Task details
Take the material below and retype it in full; pictures are left out.

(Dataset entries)
━━━━━━━━━━━━━━━━━━━━━━━━━━━━━━

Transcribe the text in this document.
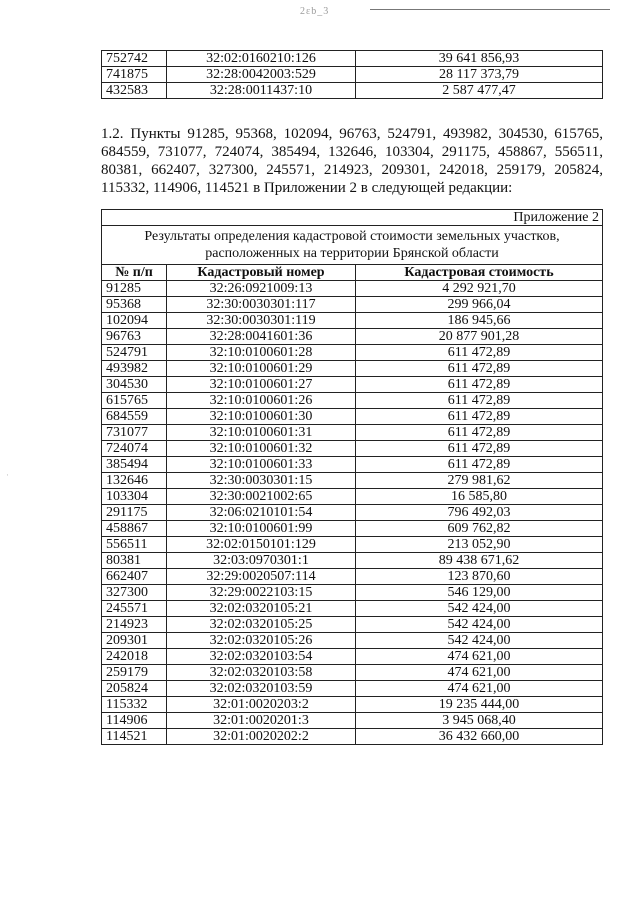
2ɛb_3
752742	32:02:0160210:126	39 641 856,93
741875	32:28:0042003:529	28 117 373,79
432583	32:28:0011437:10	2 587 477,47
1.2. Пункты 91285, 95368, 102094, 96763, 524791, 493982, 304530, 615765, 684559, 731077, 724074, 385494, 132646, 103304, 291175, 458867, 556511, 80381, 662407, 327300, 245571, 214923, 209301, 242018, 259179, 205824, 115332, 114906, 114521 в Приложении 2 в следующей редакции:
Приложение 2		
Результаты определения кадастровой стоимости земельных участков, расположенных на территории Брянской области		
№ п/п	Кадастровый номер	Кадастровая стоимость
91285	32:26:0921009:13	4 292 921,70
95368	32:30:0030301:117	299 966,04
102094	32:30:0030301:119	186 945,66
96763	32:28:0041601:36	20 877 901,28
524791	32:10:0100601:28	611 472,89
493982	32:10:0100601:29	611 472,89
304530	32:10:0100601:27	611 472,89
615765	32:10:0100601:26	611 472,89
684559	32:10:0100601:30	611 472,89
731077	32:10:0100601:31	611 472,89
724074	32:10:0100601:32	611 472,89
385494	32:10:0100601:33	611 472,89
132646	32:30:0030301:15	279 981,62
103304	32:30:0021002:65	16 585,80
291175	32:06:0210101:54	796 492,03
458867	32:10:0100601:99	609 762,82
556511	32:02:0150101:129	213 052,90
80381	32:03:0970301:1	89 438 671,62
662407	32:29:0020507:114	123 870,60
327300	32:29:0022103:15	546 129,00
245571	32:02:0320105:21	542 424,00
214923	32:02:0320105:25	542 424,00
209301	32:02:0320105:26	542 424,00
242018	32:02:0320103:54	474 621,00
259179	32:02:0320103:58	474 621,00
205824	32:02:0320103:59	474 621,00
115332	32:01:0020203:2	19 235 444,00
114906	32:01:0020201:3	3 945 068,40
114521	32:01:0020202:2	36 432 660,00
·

━━━━━━━━━━━━━━━━━━━━━━━━━━━━━━

Answer to the task
Transcribe the text in this document.
2ɛb_3
752742	32:02:0160210:126	39 641 856,93
741875	32:28:0042003:529	28 117 373,79
432583	32:28:0011437:10	2 587 477,47
1.2. Пункты 91285, 95368, 102094, 96763, 524791, 493982, 304530, 615765, 684559, 731077, 724074, 385494, 132646, 103304, 291175, 458867, 556511, 80381, 662407, 327300, 245571, 214923, 209301, 242018, 259179, 205824, 115332, 114906, 114521 в Приложении 2 в следующей редакции:
Приложение 2		
Результаты определения кадастровой стоимости земельных участков, расположенных на территории Брянской области		
№ п/п	Кадастровый номер	Кадастровая стоимость
91285	32:26:0921009:13	4 292 921,70
95368	32:30:0030301:117	299 966,04
102094	32:30:0030301:119	186 945,66
96763	32:28:0041601:36	20 877 901,28
524791	32:10:0100601:28	611 472,89
493982	32:10:0100601:29	611 472,89
304530	32:10:0100601:27	611 472,89
615765	32:10:0100601:26	611 472,89
684559	32:10:0100601:30	611 472,89
731077	32:10:0100601:31	611 472,89
724074	32:10:0100601:32	611 472,89
385494	32:10:0100601:33	611 472,89
132646	32:30:0030301:15	279 981,62
103304	32:30:0021002:65	16 585,80
291175	32:06:0210101:54	796 492,03
458867	32:10:0100601:99	609 762,82
556511	32:02:0150101:129	213 052,90
80381	32:03:0970301:1	89 438 671,62
662407	32:29:0020507:114	123 870,60
327300	32:29:0022103:15	546 129,00
245571	32:02:0320105:21	542 424,00
214923	32:02:0320105:25	542 424,00
209301	32:02:0320105:26	542 424,00
242018	32:02:0320103:54	474 621,00
259179	32:02:0320103:58	474 621,00
205824	32:02:0320103:59	474 621,00
115332	32:01:0020203:2	19 235 444,00
114906	32:01:0020201:3	3 945 068,40
114521	32:01:0020202:2	36 432 660,00
·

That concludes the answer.